→ **TO DO**
Quote the records beneath, complete and exact. Leave out images.
Start STORED RECORDS
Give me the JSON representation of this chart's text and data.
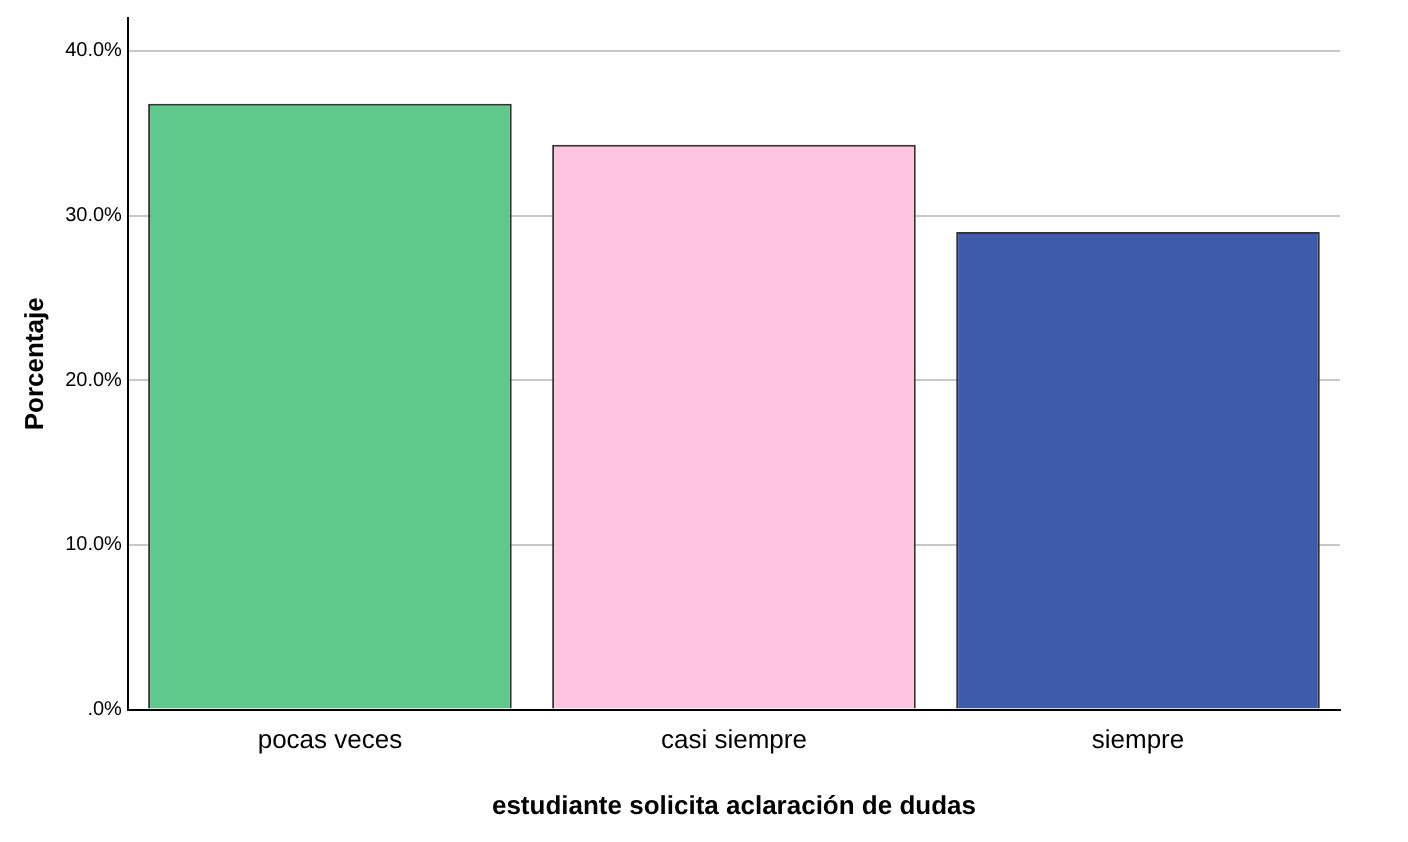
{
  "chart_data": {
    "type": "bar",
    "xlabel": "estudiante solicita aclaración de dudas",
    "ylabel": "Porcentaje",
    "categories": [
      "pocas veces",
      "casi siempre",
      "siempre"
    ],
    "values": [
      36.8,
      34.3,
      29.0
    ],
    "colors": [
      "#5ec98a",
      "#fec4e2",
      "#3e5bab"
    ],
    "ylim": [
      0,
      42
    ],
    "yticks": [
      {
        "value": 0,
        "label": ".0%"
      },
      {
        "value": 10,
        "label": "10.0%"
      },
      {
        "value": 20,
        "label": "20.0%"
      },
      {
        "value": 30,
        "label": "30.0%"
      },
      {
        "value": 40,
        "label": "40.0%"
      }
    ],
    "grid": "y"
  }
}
End STORED RECORDS
→ **WORKED ANSWER**
Give me the JSON representation of this chart's text and data.
{
  "chart_data": {
    "type": "bar",
    "xlabel": "estudiante solicita aclaración de dudas",
    "ylabel": "Porcentaje",
    "categories": [
      "pocas veces",
      "casi siempre",
      "siempre"
    ],
    "values": [
      36.8,
      34.3,
      29.0
    ],
    "colors": [
      "#5ec98a",
      "#fec4e2",
      "#3e5bab"
    ],
    "ylim": [
      0,
      42
    ],
    "yticks": [
      {
        "value": 0,
        "label": ".0%"
      },
      {
        "value": 10,
        "label": "10.0%"
      },
      {
        "value": 20,
        "label": "20.0%"
      },
      {
        "value": 30,
        "label": "30.0%"
      },
      {
        "value": 40,
        "label": "40.0%"
      }
    ],
    "grid": "y"
  }
}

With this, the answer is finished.